READING TEXT.
This timely study shifts the persistent urban-centric focus of racial intolerance to a consideration of minoritized ethnic communities in the countryside. This new project will reflect the significant social, political, economic and demographic shifts that have taken place in rural areas in recent years. For example, changes caused by Brexit and the cost-of-living crisis, on farming and food production, and the impacts this has had on countryside communities, migrant workers, asylum seekers and refugees. As I write this piece, Israeli bombs continue to rain down on the people of Gaza and incidents of antisemitic and Islamophobic hate surge here in the UK. Such episodes are not restricted to metropolitan centres but occur in countryside locations too.

Despite evidence of prejudice in rural areas, the idea of the “rural idyll” remains a durable trope. For example, speaking in 1993, the former Conservative Prime Minister John Major romantically opined: ‘Fifty years from now, Britain will still be a country of long shadows on cricket grounds, warm beer, invincible green suburbs [and] dog lovers…’ We are now thirty years on from his speech, and these beguiling depictions of village and country life remain intact. It is not that such images are false; rather, they are only partial representations. They work to shroud a sometimes more difficult, and sinister reality, for populations of colour, living and visiting the countryside. This project also wants to shine a light on the historic, cultural and symbolic representations of racism that are conveniently forgotten. The ways in which colonialism, empire, slavery and indentureship are embedded in our grand stately homes, statues, memorials, family, place and street names located in rural spaces. To those who say they want the countryside to remain “unsullied” by these ideas, I would say it is an impossibility because it is already stained by racism. Instead, I would argue that it is in everyone’s interests to develop a deeper understanding of how ideas about race have shaped and left permanent reminders on our countryside. This is a history that we must have a reckoning with, no matter how unpleasant, and learn and grow from it.

DATA TO EXAMINE.
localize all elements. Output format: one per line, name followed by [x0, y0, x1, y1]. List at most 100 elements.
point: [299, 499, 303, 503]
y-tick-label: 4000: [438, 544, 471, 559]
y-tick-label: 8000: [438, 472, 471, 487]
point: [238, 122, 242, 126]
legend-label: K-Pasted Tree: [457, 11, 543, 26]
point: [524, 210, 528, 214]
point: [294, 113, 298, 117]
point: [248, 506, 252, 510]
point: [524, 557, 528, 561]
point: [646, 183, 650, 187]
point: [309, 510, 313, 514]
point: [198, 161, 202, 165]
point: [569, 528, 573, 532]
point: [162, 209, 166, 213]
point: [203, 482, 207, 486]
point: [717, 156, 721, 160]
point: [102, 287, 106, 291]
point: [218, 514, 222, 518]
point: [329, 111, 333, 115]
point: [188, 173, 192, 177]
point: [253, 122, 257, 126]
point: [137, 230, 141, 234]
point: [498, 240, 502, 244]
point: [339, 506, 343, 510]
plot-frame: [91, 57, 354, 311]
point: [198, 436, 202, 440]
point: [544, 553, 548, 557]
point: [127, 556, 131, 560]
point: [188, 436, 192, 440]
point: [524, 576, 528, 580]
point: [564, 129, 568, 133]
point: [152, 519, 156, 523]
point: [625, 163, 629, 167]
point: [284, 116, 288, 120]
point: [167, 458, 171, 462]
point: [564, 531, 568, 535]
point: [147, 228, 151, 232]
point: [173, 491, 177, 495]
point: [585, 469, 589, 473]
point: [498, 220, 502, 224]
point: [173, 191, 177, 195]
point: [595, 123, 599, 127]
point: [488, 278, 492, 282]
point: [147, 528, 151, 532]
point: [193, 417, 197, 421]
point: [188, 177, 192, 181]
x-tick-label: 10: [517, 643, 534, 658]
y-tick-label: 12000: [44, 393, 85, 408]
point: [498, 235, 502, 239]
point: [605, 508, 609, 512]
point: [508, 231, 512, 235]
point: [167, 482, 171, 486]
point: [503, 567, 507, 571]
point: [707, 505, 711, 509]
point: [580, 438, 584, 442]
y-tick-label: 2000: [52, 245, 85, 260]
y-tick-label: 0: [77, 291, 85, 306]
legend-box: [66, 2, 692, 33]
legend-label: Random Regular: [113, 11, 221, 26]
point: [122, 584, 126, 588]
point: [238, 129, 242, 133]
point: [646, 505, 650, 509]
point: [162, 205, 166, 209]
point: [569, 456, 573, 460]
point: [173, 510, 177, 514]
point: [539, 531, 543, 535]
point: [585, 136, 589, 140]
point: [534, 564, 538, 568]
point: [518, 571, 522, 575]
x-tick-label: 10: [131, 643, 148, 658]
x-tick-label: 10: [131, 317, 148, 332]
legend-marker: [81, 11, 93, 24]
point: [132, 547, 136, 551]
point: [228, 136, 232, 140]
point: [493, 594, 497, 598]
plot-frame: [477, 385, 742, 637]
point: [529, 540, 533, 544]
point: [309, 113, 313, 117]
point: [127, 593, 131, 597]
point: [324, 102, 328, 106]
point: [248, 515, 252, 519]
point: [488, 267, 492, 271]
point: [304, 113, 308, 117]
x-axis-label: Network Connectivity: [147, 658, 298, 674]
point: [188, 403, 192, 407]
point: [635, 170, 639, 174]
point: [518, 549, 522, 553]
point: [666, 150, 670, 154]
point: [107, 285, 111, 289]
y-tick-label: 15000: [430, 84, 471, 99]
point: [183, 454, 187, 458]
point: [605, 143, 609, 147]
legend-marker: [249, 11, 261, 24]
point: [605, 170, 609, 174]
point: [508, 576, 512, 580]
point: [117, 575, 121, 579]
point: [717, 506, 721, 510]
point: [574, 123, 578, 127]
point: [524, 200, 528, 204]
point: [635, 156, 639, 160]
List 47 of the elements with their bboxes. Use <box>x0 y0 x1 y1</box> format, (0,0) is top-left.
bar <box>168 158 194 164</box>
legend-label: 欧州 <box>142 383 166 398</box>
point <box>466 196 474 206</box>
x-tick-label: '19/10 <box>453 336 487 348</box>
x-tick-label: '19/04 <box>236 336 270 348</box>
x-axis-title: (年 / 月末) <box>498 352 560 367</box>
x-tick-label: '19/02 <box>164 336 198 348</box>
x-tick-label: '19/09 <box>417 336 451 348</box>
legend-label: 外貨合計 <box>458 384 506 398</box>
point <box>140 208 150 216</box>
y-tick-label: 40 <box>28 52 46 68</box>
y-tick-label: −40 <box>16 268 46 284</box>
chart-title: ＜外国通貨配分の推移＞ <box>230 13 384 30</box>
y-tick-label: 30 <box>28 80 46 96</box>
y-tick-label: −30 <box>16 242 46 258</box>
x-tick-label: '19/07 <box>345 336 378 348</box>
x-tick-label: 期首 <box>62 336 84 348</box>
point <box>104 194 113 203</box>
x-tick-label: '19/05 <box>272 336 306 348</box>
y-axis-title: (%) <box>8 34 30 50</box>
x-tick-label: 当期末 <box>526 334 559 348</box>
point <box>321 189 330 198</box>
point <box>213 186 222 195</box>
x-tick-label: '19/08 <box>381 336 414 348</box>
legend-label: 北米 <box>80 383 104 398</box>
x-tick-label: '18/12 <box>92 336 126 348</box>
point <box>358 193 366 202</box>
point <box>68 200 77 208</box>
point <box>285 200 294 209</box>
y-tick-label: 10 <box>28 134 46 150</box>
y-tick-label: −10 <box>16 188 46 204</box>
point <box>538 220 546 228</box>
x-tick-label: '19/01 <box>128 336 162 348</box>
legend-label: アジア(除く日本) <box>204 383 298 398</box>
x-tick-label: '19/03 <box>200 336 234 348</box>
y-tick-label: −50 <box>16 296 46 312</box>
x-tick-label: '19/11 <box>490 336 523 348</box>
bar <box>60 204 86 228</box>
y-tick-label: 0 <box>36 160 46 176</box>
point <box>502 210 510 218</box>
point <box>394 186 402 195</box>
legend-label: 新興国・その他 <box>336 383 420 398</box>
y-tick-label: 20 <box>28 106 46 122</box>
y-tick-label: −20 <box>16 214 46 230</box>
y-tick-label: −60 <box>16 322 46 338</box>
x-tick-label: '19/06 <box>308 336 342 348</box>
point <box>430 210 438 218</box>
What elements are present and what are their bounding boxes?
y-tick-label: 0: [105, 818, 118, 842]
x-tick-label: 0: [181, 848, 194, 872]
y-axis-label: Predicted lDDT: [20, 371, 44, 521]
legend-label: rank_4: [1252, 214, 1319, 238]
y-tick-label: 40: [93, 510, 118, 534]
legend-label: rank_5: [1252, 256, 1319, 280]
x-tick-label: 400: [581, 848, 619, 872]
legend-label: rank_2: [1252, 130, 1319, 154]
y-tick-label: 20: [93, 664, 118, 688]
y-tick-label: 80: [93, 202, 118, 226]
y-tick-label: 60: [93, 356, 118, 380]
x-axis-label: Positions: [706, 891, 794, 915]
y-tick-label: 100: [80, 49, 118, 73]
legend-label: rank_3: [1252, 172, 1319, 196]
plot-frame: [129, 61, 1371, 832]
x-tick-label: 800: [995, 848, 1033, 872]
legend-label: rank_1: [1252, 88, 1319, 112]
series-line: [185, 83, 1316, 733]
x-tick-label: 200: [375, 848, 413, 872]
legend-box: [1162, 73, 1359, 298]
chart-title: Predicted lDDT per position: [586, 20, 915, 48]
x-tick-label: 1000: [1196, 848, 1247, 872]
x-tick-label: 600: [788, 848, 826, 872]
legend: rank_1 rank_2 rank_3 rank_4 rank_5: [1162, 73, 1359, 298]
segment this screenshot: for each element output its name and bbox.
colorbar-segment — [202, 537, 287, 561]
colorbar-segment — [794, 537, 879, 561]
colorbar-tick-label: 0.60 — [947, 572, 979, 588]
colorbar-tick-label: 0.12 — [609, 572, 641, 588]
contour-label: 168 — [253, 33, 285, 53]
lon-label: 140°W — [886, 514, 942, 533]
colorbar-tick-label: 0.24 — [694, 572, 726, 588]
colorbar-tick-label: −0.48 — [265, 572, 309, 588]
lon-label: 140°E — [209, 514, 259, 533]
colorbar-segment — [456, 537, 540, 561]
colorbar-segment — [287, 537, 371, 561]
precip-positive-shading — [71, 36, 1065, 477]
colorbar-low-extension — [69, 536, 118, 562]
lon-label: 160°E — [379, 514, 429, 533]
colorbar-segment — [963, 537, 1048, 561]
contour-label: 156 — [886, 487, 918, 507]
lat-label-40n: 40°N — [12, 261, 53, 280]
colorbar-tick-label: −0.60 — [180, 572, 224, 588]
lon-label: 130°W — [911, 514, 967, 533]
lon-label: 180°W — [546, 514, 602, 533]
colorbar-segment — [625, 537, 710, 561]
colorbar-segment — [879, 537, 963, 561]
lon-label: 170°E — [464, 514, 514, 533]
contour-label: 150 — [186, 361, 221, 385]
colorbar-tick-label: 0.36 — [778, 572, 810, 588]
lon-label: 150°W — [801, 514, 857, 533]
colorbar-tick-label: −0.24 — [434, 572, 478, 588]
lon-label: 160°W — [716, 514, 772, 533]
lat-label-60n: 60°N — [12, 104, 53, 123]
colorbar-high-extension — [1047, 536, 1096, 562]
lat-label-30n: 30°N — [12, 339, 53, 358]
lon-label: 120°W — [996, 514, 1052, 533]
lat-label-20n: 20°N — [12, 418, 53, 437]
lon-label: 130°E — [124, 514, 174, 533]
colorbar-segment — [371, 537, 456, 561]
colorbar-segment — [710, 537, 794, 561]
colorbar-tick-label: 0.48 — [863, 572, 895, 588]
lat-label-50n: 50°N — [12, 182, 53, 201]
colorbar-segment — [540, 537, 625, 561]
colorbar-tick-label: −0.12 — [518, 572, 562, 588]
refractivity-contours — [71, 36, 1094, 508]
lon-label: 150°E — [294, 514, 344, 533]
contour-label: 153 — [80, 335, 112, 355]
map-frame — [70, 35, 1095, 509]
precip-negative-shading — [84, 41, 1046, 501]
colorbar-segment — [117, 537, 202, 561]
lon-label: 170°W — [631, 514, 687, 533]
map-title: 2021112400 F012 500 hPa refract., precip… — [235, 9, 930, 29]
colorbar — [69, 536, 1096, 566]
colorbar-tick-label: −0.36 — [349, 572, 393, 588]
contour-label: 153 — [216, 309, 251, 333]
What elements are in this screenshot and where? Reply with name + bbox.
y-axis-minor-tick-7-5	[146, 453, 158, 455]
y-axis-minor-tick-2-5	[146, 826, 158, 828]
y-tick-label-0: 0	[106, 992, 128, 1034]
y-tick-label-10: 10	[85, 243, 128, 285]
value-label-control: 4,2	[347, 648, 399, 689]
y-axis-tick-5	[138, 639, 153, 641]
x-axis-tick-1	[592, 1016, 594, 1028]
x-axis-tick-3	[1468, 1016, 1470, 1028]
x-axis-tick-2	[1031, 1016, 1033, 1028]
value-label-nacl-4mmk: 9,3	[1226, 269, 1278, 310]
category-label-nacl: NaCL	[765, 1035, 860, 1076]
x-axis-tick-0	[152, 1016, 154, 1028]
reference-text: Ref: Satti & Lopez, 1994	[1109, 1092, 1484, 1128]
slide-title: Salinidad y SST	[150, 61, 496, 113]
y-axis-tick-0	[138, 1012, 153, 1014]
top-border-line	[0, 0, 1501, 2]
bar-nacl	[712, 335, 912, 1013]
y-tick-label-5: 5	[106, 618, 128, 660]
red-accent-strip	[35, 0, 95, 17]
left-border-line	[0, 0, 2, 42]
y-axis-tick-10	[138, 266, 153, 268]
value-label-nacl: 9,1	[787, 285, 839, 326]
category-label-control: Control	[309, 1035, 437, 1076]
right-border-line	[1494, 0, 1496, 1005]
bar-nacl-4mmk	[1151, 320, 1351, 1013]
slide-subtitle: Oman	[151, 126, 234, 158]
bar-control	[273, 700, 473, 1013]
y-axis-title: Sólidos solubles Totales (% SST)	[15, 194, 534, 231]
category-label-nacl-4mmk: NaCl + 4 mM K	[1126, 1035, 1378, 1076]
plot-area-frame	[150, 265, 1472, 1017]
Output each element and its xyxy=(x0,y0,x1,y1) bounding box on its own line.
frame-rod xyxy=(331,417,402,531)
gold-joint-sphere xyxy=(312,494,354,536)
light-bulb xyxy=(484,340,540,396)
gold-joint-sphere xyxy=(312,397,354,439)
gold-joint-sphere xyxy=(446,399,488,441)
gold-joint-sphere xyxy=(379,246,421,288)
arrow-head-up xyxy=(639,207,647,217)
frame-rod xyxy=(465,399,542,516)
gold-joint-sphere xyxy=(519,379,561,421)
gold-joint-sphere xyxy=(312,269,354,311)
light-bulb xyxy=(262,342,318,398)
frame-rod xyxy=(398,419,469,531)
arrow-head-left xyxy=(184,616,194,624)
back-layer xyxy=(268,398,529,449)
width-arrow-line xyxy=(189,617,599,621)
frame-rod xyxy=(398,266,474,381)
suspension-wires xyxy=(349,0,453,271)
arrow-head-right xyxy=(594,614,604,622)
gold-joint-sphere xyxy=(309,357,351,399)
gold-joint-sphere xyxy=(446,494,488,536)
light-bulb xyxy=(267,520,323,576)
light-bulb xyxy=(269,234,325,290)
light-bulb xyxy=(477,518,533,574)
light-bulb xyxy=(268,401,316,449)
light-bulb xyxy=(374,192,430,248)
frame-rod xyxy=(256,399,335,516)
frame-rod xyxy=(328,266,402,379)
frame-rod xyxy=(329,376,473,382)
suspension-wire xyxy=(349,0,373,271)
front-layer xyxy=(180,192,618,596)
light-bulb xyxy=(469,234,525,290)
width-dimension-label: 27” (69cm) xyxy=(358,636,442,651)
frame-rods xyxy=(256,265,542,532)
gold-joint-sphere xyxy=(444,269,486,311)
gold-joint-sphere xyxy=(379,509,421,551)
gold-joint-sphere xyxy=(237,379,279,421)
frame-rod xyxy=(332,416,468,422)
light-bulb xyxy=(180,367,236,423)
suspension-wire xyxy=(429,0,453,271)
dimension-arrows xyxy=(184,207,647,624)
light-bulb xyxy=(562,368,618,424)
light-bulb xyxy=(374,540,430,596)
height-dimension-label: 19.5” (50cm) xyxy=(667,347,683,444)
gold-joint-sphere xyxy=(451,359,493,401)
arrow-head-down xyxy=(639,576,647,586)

BRIEF 1. List the four historical forces that the piece on racism in the countryside says are embedded in rural stately homes, statues, memorials and names.
BRIEF 2. Reproduce part of the piece on racism in the countryside, starting at the words "This timely study" and stopping after "countryside locations too.".
BRIEF 3. Write the next part of the piece on racism in the countryside, carrying on after its final sentence.
The records are separate material, unrelated to the piece on racism in the countryside.

EXERCISE ANSWER 1. colonialism, empire, slavery, indentureship

EXERCISE ANSWER 2.
This timely study shifts the persistent urban-centric focus of racial intolerance to a consideration of minoritized ethnic communities in the countryside. This new project will reflect the significant social, political, economic and demographic shifts that have taken place in rural areas in recent years. For example, changes caused by Brexit and the cost-of-living crisis, on farming and food production, and the impacts this has had on countryside communities, migrant workers, asylum seekers and refugees. As I write this piece, Israeli bombs continue to rain down on the people of Gaza and incidents of antisemitic and Islamophobic hate surge here in the UK. Such episodes are not restricted to metropolitan centres but occur in countryside locations too.

EXERCISE ANSWER 3.
Yet, I know that the countryside is not just a place of conflict for people of colour, but one of conviviality too. This summer I walked several stages of the Pennine Way. During this journey I experienced many moments of generosity, humour and warmth from the local people who inhabit and walk in these rural spaces. The disclosure of racism does not mean the denial of hospitality and support. This is the complexity of rural life that the research team want to capture in this project. Yes, we will broaden, deepen and detail the range of rural racisms and processes of exclusion that exist, but we will also highlight the ways in which solidarity, friendship, inclusion and allyship are offered to minority ethnic people in rural environments.

My connection to the natural world and the wild places of England is of vital importance to my health and well-being. I am not alone in expressing these sentiments; numerous artists, public intellectuals and writers of colour, for example, Anita Sethi, David Olusoga, Ingrid Pollard, Haroon Mota, Lemn Sissay, Louisa Adjoa Parker, Paul Gilroy and Sene Seneviratne, to name but a few, whilst acknowledging racism’s touch, also express a deep sense of belonging to this land. I wanted to work on this project because I am passionate about wanting to change the relationship that we, and future generations have to the countryside and the natural world. The Black jazz-poet-singer, Gill Scott Heron, once sang: ‘we’ve got to do something to save the children; soon it will be their turn to save the world’. I believe this whole-heartedly and want to do all I can to help build a bridge between all our children and the countryside. I could be despondent about racism, instead, I am hopeful that we can re-construct a more inclusive relationship to the rural; one in which we all feel welcome and belong.